• Exercise directions:
Repeat the lines exactly, beginning with the first line of the records and stopping after the line that contains "movie-description-wanted: I love".

* BEGIN Data for this task *

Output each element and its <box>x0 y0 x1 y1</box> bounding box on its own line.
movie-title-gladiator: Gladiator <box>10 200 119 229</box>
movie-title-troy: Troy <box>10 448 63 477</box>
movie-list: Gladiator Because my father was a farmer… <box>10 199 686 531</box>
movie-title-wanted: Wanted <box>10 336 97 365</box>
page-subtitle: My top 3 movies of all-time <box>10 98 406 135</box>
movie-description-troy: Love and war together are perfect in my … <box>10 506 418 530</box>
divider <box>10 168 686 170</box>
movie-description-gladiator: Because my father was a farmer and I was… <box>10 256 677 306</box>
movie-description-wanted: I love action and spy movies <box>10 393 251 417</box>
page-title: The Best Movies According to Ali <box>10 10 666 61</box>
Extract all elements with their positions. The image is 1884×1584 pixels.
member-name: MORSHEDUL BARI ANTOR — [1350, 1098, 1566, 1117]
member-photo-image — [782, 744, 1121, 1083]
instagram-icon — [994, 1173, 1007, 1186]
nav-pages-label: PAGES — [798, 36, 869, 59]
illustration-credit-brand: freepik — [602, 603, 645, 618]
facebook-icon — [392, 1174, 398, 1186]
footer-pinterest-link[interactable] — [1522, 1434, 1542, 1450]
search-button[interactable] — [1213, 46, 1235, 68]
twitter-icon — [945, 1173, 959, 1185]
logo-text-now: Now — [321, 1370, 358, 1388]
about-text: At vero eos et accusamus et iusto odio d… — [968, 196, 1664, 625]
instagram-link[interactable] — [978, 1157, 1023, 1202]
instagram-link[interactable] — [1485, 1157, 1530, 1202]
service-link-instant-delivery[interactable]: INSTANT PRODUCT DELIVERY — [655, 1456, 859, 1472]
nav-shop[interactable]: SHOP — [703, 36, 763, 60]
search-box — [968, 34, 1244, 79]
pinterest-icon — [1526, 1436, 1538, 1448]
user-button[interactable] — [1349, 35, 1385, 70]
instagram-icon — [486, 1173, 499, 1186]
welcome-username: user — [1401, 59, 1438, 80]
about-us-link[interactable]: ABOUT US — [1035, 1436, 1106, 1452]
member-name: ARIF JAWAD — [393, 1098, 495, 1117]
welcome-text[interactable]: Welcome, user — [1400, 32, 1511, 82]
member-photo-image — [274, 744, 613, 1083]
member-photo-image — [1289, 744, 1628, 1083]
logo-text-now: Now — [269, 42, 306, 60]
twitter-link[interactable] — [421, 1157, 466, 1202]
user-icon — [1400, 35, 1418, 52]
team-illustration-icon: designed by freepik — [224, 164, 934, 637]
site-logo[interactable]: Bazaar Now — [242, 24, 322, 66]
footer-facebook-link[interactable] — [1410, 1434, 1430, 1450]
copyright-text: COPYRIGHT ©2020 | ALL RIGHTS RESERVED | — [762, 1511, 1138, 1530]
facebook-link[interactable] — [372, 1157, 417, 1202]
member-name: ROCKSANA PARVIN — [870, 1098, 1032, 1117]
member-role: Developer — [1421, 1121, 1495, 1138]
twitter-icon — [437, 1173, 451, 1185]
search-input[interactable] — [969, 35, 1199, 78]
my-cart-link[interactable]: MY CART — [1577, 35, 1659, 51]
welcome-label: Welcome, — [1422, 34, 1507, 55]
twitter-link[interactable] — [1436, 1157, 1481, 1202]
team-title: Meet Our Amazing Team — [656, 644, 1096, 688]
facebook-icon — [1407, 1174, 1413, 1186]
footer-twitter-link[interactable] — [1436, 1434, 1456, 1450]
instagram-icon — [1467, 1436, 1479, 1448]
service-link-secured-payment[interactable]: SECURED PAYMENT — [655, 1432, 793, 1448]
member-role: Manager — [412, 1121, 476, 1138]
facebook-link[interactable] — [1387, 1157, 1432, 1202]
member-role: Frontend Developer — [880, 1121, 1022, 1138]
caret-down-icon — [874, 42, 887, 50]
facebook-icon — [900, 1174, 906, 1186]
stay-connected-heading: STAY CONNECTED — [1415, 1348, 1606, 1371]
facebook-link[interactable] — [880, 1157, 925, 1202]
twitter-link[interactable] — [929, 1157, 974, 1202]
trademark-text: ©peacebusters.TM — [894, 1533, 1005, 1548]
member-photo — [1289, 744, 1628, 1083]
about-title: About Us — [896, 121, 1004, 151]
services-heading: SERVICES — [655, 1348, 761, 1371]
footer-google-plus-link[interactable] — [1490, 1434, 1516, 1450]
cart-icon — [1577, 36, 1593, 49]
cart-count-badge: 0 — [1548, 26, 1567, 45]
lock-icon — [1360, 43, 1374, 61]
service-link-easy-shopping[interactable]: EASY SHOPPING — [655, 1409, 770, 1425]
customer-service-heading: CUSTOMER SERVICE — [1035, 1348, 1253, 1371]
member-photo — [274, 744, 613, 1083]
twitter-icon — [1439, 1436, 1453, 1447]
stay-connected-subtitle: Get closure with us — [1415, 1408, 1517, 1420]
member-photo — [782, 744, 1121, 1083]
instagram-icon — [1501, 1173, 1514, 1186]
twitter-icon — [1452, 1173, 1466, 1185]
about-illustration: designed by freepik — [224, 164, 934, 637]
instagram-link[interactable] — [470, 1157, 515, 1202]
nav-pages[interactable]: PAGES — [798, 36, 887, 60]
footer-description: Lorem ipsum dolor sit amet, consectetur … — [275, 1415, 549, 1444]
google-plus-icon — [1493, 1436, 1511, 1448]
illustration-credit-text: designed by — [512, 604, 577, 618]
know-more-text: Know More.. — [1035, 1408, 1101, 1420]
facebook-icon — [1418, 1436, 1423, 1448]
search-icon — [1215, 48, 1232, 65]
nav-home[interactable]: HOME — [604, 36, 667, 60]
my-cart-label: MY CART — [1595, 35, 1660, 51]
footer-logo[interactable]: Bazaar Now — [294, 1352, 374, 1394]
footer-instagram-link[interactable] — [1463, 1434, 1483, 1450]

* END Data for this task *

• Output for this task:
Output each element and its <box>x0 y0 x1 y1</box> bounding box on its own line.
movie-title-gladiator: Gladiator <box>10 200 119 229</box>
movie-title-troy: Troy <box>10 448 63 477</box>
movie-list: Gladiator Because my father was a farmer… <box>10 199 686 531</box>
movie-title-wanted: Wanted <box>10 336 97 365</box>
page-subtitle: My top 3 movies of all-time <box>10 98 406 135</box>
movie-description-troy: Love and war together are perfect in my … <box>10 506 418 530</box>
divider <box>10 168 686 170</box>
movie-description-gladiator: Because my father was a farmer and I was… <box>10 256 677 306</box>
movie-description-wanted: I love action and spy movies <box>10 393 251 417</box>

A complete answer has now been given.